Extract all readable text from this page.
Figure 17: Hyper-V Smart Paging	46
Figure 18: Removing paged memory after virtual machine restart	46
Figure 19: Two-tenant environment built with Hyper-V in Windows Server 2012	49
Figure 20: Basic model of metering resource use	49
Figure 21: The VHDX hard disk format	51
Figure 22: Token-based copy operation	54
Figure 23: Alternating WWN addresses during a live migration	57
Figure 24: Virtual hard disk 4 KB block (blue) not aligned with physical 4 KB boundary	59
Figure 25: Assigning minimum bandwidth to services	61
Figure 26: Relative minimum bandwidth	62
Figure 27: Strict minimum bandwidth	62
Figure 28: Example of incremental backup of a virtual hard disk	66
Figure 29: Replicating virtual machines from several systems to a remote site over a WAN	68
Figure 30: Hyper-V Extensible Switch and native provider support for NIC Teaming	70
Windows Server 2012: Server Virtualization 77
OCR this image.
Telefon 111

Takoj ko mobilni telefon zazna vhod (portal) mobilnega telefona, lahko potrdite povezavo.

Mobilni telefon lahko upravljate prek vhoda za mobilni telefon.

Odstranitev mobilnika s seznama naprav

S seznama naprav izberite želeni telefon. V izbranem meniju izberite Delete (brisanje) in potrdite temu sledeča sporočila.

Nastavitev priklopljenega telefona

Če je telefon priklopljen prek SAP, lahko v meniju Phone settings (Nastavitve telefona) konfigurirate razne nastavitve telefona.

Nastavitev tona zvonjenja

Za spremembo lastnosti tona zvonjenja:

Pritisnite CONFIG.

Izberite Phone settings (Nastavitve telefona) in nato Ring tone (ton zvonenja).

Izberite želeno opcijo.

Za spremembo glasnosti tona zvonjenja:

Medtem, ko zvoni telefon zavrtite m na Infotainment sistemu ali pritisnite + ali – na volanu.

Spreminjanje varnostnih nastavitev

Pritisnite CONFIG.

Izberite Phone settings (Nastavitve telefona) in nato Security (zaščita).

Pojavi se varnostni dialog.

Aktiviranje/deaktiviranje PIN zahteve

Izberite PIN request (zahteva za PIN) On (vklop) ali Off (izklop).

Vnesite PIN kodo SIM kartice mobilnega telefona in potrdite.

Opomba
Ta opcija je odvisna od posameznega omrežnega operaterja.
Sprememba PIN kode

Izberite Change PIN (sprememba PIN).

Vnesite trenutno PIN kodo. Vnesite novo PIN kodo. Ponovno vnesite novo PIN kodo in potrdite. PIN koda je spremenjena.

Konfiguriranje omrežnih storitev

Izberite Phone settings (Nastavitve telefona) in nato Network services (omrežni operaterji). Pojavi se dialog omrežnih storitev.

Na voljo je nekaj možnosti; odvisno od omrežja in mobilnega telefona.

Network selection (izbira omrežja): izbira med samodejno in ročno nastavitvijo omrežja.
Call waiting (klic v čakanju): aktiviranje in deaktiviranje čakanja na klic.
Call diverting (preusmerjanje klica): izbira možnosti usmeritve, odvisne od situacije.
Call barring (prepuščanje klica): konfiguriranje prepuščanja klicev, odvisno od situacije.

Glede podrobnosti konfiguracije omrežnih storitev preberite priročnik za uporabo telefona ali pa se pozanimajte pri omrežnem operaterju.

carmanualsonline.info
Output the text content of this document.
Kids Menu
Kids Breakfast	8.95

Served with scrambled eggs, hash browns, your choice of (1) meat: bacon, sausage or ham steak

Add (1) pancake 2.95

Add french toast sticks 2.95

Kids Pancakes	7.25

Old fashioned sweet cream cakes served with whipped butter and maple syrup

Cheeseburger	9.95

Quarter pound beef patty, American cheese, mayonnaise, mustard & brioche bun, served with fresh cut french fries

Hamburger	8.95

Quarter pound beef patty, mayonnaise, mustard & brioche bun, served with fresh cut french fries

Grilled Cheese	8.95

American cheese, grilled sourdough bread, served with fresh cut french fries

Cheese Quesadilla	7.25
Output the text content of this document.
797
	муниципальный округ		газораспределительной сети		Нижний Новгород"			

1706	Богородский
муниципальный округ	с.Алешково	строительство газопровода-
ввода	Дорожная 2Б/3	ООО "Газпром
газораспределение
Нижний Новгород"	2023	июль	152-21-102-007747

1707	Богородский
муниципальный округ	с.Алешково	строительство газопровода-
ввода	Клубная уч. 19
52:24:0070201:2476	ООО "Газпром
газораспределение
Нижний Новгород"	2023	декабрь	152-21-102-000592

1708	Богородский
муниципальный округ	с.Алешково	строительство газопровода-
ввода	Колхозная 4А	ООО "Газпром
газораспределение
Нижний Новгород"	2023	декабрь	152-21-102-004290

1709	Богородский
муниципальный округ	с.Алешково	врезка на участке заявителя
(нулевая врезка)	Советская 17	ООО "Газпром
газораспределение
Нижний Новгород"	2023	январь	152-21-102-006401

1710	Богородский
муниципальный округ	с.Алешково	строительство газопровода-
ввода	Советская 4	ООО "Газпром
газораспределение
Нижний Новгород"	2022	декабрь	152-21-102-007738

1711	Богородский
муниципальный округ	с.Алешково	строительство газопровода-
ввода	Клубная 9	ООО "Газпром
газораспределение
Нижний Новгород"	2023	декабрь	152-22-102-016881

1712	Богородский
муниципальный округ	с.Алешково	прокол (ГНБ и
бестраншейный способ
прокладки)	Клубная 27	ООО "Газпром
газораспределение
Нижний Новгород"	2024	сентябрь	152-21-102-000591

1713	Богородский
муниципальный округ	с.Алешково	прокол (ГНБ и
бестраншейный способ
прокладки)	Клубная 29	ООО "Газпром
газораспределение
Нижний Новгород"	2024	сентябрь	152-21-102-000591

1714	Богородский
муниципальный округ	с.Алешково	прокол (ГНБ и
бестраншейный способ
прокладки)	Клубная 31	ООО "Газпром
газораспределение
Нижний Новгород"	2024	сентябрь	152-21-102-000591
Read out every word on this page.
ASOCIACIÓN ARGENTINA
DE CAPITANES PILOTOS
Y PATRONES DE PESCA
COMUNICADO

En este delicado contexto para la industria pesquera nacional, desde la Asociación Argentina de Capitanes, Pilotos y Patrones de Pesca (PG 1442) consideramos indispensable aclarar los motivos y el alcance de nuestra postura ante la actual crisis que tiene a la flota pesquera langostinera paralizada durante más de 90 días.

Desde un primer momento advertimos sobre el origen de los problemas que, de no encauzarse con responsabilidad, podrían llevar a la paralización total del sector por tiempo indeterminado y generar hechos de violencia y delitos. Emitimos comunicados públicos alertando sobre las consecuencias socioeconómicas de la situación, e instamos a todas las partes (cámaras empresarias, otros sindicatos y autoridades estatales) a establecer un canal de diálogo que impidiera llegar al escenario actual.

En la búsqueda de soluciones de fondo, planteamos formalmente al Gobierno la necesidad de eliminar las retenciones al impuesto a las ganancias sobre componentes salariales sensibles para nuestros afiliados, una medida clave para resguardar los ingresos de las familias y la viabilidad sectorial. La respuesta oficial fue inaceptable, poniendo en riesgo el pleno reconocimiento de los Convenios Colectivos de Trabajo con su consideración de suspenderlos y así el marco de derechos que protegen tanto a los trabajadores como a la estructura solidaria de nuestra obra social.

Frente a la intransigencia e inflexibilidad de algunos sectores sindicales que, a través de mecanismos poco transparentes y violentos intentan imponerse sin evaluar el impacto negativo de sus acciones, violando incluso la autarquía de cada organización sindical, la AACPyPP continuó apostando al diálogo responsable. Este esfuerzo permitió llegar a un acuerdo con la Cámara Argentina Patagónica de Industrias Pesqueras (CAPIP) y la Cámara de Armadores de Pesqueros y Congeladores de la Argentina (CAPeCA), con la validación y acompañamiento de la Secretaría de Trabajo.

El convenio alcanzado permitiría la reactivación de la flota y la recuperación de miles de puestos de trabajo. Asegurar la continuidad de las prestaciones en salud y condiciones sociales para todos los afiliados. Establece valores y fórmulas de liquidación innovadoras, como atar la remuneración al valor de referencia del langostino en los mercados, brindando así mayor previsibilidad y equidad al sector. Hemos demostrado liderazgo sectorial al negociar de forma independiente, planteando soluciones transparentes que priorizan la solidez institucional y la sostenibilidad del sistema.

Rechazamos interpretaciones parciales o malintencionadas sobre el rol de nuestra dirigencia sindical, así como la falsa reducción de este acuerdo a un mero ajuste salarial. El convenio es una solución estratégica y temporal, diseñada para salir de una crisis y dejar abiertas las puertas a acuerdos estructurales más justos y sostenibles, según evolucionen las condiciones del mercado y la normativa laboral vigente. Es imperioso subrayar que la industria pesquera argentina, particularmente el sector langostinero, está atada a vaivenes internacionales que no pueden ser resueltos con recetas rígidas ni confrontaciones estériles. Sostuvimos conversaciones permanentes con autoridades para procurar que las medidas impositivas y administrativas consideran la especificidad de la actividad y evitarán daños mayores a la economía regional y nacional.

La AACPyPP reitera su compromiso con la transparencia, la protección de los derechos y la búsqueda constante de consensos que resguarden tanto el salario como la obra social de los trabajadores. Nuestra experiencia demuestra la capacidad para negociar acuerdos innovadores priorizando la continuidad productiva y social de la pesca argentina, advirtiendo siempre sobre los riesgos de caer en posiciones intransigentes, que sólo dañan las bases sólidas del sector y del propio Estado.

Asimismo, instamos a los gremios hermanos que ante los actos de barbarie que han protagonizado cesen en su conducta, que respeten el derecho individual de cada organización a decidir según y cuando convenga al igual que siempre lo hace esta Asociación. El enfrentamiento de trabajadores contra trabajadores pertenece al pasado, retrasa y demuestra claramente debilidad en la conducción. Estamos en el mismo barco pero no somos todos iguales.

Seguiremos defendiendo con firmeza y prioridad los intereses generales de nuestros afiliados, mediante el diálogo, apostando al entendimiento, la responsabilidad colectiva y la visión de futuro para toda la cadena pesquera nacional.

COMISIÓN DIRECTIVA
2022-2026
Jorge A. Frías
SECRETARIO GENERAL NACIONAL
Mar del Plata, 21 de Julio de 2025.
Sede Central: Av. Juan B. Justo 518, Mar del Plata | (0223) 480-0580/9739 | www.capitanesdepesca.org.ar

·····

-- What to produce --
Only the count is wanted: report how many lines of the material above hold the word "dialog".

-- Response to the exercise --
2